▶ **What is needed**:
In the data below, find the line containing "What's the underlying"; reproduce that line and all subsequent lines exactly, and nothing else.

▶ **Data excerpts**:

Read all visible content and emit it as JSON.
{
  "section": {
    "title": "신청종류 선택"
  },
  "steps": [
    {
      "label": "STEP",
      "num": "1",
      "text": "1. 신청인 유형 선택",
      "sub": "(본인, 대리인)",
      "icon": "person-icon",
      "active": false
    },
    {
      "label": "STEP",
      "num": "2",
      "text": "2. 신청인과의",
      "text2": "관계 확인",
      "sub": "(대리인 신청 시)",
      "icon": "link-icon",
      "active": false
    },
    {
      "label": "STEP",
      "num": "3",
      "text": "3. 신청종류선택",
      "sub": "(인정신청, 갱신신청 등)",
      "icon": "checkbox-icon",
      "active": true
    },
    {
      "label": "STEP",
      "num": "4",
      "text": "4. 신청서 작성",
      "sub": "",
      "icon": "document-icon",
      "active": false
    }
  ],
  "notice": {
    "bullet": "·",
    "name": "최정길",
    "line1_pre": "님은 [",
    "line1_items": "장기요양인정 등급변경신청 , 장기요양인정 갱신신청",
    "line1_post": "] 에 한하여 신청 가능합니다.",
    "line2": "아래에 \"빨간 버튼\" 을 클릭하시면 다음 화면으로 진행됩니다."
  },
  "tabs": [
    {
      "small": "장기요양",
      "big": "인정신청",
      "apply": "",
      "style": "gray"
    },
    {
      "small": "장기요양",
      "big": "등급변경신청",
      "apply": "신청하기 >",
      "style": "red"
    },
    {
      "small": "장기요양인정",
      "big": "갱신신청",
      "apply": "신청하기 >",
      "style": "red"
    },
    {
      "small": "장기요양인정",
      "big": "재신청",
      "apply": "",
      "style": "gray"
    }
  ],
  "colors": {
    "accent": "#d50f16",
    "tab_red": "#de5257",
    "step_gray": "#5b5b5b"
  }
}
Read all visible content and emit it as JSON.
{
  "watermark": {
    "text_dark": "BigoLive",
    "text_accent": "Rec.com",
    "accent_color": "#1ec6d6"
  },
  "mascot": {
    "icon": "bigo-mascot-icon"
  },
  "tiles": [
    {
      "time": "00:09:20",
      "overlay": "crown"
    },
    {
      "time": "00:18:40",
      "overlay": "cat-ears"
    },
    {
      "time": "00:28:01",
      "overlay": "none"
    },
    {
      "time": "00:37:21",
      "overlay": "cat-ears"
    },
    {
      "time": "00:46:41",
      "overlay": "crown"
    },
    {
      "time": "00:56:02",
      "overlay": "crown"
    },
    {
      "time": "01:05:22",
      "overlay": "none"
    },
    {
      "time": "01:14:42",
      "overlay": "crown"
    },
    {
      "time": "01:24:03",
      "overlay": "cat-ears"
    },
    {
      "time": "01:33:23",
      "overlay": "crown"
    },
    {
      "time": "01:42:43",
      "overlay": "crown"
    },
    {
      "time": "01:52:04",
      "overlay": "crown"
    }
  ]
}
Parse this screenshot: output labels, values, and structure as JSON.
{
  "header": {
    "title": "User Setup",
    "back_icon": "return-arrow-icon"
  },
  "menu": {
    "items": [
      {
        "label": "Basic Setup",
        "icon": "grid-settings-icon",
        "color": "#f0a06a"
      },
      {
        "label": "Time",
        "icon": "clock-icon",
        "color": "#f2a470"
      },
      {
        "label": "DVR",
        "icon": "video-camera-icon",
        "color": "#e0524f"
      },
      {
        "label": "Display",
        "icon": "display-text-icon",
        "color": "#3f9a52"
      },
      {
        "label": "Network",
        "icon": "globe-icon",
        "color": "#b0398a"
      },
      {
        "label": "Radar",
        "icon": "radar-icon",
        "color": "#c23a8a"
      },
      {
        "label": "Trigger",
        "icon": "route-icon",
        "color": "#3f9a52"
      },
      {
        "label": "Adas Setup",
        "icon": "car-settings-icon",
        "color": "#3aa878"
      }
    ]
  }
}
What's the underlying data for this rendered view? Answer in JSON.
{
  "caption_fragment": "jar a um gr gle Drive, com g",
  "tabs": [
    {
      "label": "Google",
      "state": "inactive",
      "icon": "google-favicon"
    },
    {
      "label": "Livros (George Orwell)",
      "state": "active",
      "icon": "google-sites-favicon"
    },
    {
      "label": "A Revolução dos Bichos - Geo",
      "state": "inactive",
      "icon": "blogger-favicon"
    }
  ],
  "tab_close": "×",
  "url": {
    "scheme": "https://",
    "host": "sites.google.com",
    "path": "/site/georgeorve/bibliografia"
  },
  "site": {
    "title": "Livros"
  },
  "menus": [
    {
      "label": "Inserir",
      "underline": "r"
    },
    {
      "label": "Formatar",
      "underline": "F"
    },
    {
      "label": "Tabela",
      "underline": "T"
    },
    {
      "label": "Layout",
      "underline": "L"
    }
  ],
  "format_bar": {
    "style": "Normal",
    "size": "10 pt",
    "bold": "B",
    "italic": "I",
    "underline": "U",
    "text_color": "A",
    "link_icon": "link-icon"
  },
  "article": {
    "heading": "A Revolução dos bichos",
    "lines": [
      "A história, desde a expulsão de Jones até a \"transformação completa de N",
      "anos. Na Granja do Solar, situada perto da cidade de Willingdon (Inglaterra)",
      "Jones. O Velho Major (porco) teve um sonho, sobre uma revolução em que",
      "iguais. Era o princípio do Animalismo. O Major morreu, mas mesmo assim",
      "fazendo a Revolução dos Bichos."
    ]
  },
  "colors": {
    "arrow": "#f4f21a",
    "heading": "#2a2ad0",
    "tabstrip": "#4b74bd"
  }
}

▶ **Exercise answer**:
What's the underlying data for this rendered view? Answer in JSON.
{
  "caption_fragment": "jar a um gr gle Drive, com g",
  "tabs": [
    {
      "label": "Google",
      "state": "inactive",
      "icon": "google-favicon"
    },
    {
      "label": "Livros (George Orwell)",
      "state": "active",
      "icon": "google-sites-favicon"
    },
    {
      "label": "A Revolução dos Bichos - Geo",
      "state": "inactive",
      "icon": "blogger-favicon"
    }
  ],
  "tab_close": "×",
  "url": {
    "scheme": "https://",
    "host": "sites.google.com",
    "path": "/site/georgeorve/bibliografia"
  },
  "site": {
    "title": "Livros"
  },
  "menus": [
    {
      "label": "Inserir",
      "underline": "r"
    },
    {
      "label": "Formatar",
      "underline": "F"
    },
    {
      "label": "Tabela",
      "underline": "T"
    },
    {
      "label": "Layout",
      "underline": "L"
    }
  ],
  "format_bar": {
    "style": "Normal",
    "size": "10 pt",
    "bold": "B",
    "italic": "I",
    "underline": "U",
    "text_color": "A",
    "link_icon": "link-icon"
  },
  "article": {
    "heading": "A Revolução dos bichos",
    "lines": [
      "A história, desde a expulsão de Jones até a \"transformação completa de N",
      "anos. Na Granja do Solar, situada perto da cidade de Willingdon (Inglaterra)",
      "Jones. O Velho Major (porco) teve um sonho, sobre uma revolução em que",
      "iguais. Era o princípio do Animalismo. O Major morreu, mas mesmo assim",
      "fazendo a Revolução dos Bichos."
    ]
  },
  "colors": {
    "arrow": "#f4f21a",
    "heading": "#2a2ad0",
    "tabstrip": "#4b74bd"
  }
}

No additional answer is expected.